┌────────

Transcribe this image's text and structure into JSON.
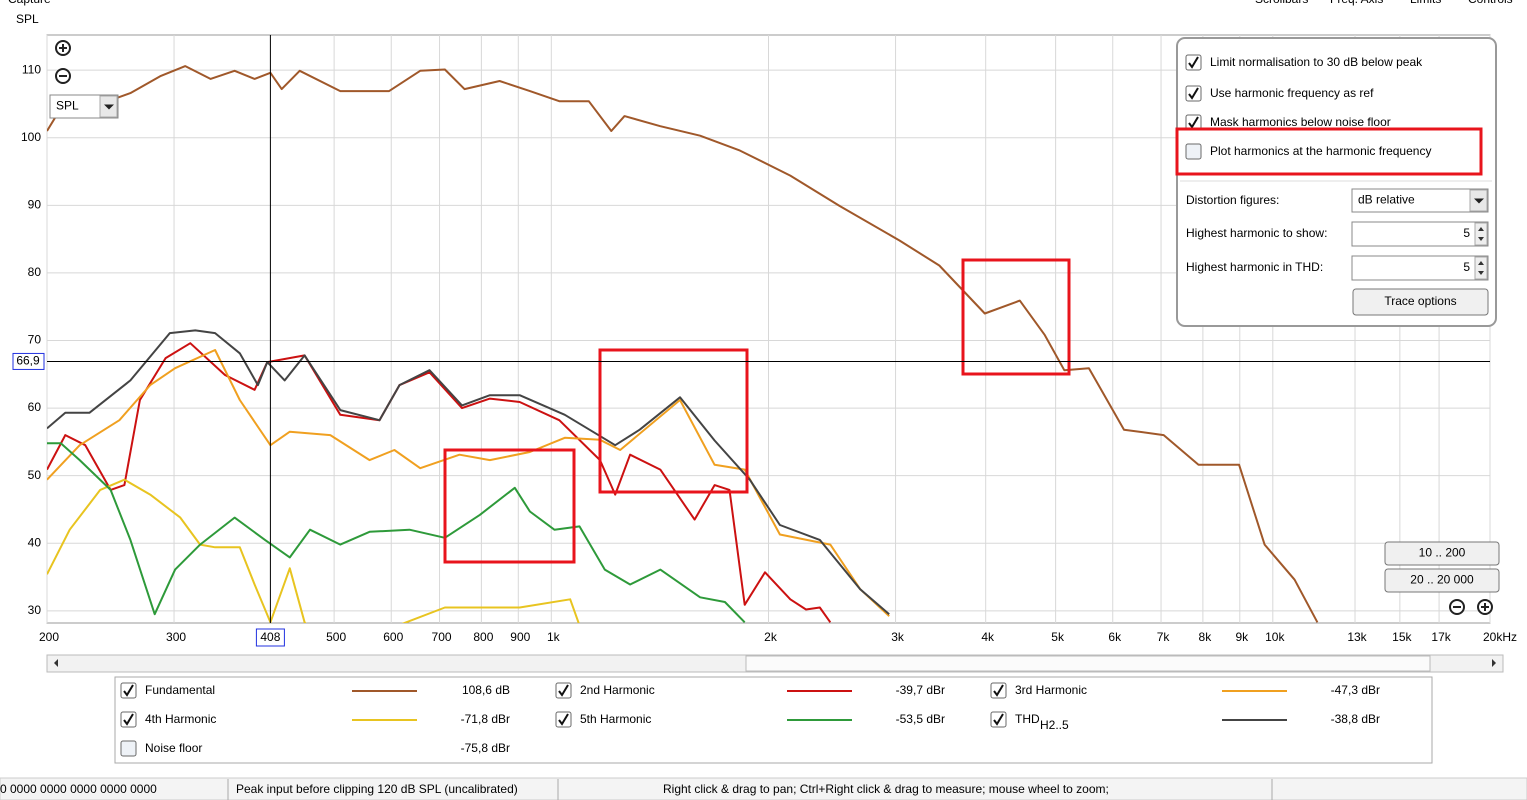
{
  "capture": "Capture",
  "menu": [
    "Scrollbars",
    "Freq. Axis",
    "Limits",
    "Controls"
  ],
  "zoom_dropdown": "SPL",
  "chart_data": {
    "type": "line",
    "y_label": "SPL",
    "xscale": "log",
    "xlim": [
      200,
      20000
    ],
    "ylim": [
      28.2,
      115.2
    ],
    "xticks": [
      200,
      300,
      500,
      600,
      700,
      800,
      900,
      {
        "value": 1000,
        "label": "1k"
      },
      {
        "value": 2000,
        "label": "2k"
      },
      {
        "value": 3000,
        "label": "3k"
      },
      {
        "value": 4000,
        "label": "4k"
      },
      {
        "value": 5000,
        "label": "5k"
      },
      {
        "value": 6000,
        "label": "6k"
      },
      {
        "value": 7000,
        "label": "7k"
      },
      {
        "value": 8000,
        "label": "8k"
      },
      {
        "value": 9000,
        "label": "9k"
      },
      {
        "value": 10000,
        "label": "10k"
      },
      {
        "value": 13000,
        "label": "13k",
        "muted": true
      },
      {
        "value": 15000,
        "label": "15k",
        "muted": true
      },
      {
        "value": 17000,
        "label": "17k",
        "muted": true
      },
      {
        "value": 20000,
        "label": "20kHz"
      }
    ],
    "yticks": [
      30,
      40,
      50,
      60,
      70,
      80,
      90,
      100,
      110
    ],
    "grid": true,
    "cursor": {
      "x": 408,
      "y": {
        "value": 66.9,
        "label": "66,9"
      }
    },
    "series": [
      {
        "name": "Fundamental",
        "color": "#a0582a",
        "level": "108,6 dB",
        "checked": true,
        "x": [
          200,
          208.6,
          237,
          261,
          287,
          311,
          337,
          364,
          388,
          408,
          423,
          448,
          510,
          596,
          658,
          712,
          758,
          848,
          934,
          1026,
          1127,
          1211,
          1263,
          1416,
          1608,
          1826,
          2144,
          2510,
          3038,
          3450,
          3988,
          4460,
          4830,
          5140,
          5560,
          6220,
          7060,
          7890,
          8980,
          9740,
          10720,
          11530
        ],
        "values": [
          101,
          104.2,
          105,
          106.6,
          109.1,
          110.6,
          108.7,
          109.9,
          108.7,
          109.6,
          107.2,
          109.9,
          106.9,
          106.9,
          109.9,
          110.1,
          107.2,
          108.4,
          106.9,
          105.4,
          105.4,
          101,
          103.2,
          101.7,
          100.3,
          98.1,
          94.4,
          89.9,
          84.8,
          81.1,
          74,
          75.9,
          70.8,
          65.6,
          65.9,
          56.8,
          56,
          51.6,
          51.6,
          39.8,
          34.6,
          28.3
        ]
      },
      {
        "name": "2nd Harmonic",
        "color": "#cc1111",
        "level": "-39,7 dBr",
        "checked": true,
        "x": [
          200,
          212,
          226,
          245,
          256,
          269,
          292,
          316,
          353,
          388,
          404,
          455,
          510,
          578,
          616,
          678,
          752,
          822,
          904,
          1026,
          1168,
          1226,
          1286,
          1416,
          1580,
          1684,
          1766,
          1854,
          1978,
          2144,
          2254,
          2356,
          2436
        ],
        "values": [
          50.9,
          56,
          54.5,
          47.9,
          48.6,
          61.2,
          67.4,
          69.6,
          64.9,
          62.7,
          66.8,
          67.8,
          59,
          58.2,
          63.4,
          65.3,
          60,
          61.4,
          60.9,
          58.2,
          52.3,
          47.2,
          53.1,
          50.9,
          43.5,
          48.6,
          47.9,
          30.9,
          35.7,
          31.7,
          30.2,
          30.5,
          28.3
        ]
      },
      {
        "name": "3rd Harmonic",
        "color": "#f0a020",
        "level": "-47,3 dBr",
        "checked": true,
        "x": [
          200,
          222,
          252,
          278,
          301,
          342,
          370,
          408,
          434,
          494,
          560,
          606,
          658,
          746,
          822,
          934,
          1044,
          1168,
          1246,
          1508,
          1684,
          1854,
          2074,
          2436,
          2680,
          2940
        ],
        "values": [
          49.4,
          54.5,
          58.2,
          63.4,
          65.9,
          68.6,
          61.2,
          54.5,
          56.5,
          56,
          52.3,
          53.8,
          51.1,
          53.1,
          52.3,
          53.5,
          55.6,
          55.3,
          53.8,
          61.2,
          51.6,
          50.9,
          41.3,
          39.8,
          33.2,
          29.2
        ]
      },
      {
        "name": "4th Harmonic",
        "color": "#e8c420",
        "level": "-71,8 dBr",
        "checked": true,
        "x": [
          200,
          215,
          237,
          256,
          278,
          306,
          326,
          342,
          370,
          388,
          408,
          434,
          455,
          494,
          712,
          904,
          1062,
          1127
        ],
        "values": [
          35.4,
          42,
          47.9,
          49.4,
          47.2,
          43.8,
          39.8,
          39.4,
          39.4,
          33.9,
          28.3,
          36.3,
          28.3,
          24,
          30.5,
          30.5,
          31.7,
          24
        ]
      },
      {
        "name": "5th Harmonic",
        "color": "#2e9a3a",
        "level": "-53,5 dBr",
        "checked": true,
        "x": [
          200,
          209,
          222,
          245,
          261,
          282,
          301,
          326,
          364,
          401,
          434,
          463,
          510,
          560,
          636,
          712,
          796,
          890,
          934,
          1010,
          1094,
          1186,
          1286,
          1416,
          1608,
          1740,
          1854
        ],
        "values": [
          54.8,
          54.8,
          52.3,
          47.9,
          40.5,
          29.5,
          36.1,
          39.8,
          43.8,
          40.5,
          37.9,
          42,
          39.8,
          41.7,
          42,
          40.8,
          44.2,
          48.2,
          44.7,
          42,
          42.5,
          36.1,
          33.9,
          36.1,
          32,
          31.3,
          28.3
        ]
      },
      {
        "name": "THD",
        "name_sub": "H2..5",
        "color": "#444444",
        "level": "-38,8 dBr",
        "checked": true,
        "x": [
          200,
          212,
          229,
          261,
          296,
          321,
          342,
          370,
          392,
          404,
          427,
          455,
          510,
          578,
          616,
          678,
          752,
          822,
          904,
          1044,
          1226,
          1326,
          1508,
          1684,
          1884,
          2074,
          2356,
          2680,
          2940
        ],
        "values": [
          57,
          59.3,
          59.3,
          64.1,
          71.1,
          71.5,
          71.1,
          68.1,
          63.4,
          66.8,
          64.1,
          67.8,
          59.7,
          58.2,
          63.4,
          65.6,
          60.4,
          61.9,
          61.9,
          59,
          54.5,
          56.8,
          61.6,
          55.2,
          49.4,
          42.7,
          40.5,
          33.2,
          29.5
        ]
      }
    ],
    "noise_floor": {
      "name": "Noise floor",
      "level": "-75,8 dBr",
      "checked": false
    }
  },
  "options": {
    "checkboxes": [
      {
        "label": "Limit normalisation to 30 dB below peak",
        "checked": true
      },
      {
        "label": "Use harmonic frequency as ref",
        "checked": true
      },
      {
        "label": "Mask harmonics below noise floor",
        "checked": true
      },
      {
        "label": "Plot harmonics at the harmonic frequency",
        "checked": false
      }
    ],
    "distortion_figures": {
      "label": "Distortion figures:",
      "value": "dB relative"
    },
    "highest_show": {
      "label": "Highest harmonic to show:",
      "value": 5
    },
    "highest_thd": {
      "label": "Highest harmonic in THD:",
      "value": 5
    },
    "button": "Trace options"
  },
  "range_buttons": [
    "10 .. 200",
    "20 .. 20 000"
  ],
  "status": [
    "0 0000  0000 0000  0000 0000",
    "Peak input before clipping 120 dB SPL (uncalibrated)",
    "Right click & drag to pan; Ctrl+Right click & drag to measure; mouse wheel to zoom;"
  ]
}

└────────

→ **GOAL**: The listing above needs to be output again exactly. Don't include the pictures.

→ **RESULT OF THIS EXERCISE**:
Transcribe this image's text and structure into JSON.
{
  "capture": "Capture",
  "menu": [
    "Scrollbars",
    "Freq. Axis",
    "Limits",
    "Controls"
  ],
  "zoom_dropdown": "SPL",
  "chart_data": {
    "type": "line",
    "y_label": "SPL",
    "xscale": "log",
    "xlim": [
      200,
      20000
    ],
    "ylim": [
      28.2,
      115.2
    ],
    "xticks": [
      200,
      300,
      500,
      600,
      700,
      800,
      900,
      {
        "value": 1000,
        "label": "1k"
      },
      {
        "value": 2000,
        "label": "2k"
      },
      {
        "value": 3000,
        "label": "3k"
      },
      {
        "value": 4000,
        "label": "4k"
      },
      {
        "value": 5000,
        "label": "5k"
      },
      {
        "value": 6000,
        "label": "6k"
      },
      {
        "value": 7000,
        "label": "7k"
      },
      {
        "value": 8000,
        "label": "8k"
      },
      {
        "value": 9000,
        "label": "9k"
      },
      {
        "value": 10000,
        "label": "10k"
      },
      {
        "value": 13000,
        "label": "13k",
        "muted": true
      },
      {
        "value": 15000,
        "label": "15k",
        "muted": true
      },
      {
        "value": 17000,
        "label": "17k",
        "muted": true
      },
      {
        "value": 20000,
        "label": "20kHz"
      }
    ],
    "yticks": [
      30,
      40,
      50,
      60,
      70,
      80,
      90,
      100,
      110
    ],
    "grid": true,
    "cursor": {
      "x": 408,
      "y": {
        "value": 66.9,
        "label": "66,9"
      }
    },
    "series": [
      {
        "name": "Fundamental",
        "color": "#a0582a",
        "level": "108,6 dB",
        "checked": true,
        "x": [
          200,
          208.6,
          237,
          261,
          287,
          311,
          337,
          364,
          388,
          408,
          423,
          448,
          510,
          596,
          658,
          712,
          758,
          848,
          934,
          1026,
          1127,
          1211,
          1263,
          1416,
          1608,
          1826,
          2144,
          2510,
          3038,
          3450,
          3988,
          4460,
          4830,
          5140,
          5560,
          6220,
          7060,
          7890,
          8980,
          9740,
          10720,
          11530
        ],
        "values": [
          101,
          104.2,
          105,
          106.6,
          109.1,
          110.6,
          108.7,
          109.9,
          108.7,
          109.6,
          107.2,
          109.9,
          106.9,
          106.9,
          109.9,
          110.1,
          107.2,
          108.4,
          106.9,
          105.4,
          105.4,
          101,
          103.2,
          101.7,
          100.3,
          98.1,
          94.4,
          89.9,
          84.8,
          81.1,
          74,
          75.9,
          70.8,
          65.6,
          65.9,
          56.8,
          56,
          51.6,
          51.6,
          39.8,
          34.6,
          28.3
        ]
      },
      {
        "name": "2nd Harmonic",
        "color": "#cc1111",
        "level": "-39,7 dBr",
        "checked": true,
        "x": [
          200,
          212,
          226,
          245,
          256,
          269,
          292,
          316,
          353,
          388,
          404,
          455,
          510,
          578,
          616,
          678,
          752,
          822,
          904,
          1026,
          1168,
          1226,
          1286,
          1416,
          1580,
          1684,
          1766,
          1854,
          1978,
          2144,
          2254,
          2356,
          2436
        ],
        "values": [
          50.9,
          56,
          54.5,
          47.9,
          48.6,
          61.2,
          67.4,
          69.6,
          64.9,
          62.7,
          66.8,
          67.8,
          59,
          58.2,
          63.4,
          65.3,
          60,
          61.4,
          60.9,
          58.2,
          52.3,
          47.2,
          53.1,
          50.9,
          43.5,
          48.6,
          47.9,
          30.9,
          35.7,
          31.7,
          30.2,
          30.5,
          28.3
        ]
      },
      {
        "name": "3rd Harmonic",
        "color": "#f0a020",
        "level": "-47,3 dBr",
        "checked": true,
        "x": [
          200,
          222,
          252,
          278,
          301,
          342,
          370,
          408,
          434,
          494,
          560,
          606,
          658,
          746,
          822,
          934,
          1044,
          1168,
          1246,
          1508,
          1684,
          1854,
          2074,
          2436,
          2680,
          2940
        ],
        "values": [
          49.4,
          54.5,
          58.2,
          63.4,
          65.9,
          68.6,
          61.2,
          54.5,
          56.5,
          56,
          52.3,
          53.8,
          51.1,
          53.1,
          52.3,
          53.5,
          55.6,
          55.3,
          53.8,
          61.2,
          51.6,
          50.9,
          41.3,
          39.8,
          33.2,
          29.2
        ]
      },
      {
        "name": "4th Harmonic",
        "color": "#e8c420",
        "level": "-71,8 dBr",
        "checked": true,
        "x": [
          200,
          215,
          237,
          256,
          278,
          306,
          326,
          342,
          370,
          388,
          408,
          434,
          455,
          494,
          712,
          904,
          1062,
          1127
        ],
        "values": [
          35.4,
          42,
          47.9,
          49.4,
          47.2,
          43.8,
          39.8,
          39.4,
          39.4,
          33.9,
          28.3,
          36.3,
          28.3,
          24,
          30.5,
          30.5,
          31.7,
          24
        ]
      },
      {
        "name": "5th Harmonic",
        "color": "#2e9a3a",
        "level": "-53,5 dBr",
        "checked": true,
        "x": [
          200,
          209,
          222,
          245,
          261,
          282,
          301,
          326,
          364,
          401,
          434,
          463,
          510,
          560,
          636,
          712,
          796,
          890,
          934,
          1010,
          1094,
          1186,
          1286,
          1416,
          1608,
          1740,
          1854
        ],
        "values": [
          54.8,
          54.8,
          52.3,
          47.9,
          40.5,
          29.5,
          36.1,
          39.8,
          43.8,
          40.5,
          37.9,
          42,
          39.8,
          41.7,
          42,
          40.8,
          44.2,
          48.2,
          44.7,
          42,
          42.5,
          36.1,
          33.9,
          36.1,
          32,
          31.3,
          28.3
        ]
      },
      {
        "name": "THD",
        "name_sub": "H2..5",
        "color": "#444444",
        "level": "-38,8 dBr",
        "checked": true,
        "x": [
          200,
          212,
          229,
          261,
          296,
          321,
          342,
          370,
          392,
          404,
          427,
          455,
          510,
          578,
          616,
          678,
          752,
          822,
          904,
          1044,
          1226,
          1326,
          1508,
          1684,
          1884,
          2074,
          2356,
          2680,
          2940
        ],
        "values": [
          57,
          59.3,
          59.3,
          64.1,
          71.1,
          71.5,
          71.1,
          68.1,
          63.4,
          66.8,
          64.1,
          67.8,
          59.7,
          58.2,
          63.4,
          65.6,
          60.4,
          61.9,
          61.9,
          59,
          54.5,
          56.8,
          61.6,
          55.2,
          49.4,
          42.7,
          40.5,
          33.2,
          29.5
        ]
      }
    ],
    "noise_floor": {
      "name": "Noise floor",
      "level": "-75,8 dBr",
      "checked": false
    }
  },
  "options": {
    "checkboxes": [
      {
        "label": "Limit normalisation to 30 dB below peak",
        "checked": true
      },
      {
        "label": "Use harmonic frequency as ref",
        "checked": true
      },
      {
        "label": "Mask harmonics below noise floor",
        "checked": true
      },
      {
        "label": "Plot harmonics at the harmonic frequency",
        "checked": false
      }
    ],
    "distortion_figures": {
      "label": "Distortion figures:",
      "value": "dB relative"
    },
    "highest_show": {
      "label": "Highest harmonic to show:",
      "value": 5
    },
    "highest_thd": {
      "label": "Highest harmonic in THD:",
      "value": 5
    },
    "button": "Trace options"
  },
  "range_buttons": [
    "10 .. 200",
    "20 .. 20 000"
  ],
  "status": [
    "0 0000  0000 0000  0000 0000",
    "Peak input before clipping 120 dB SPL (uncalibrated)",
    "Right click & drag to pan; Ctrl+Right click & drag to measure; mouse wheel to zoom;"
  ]
}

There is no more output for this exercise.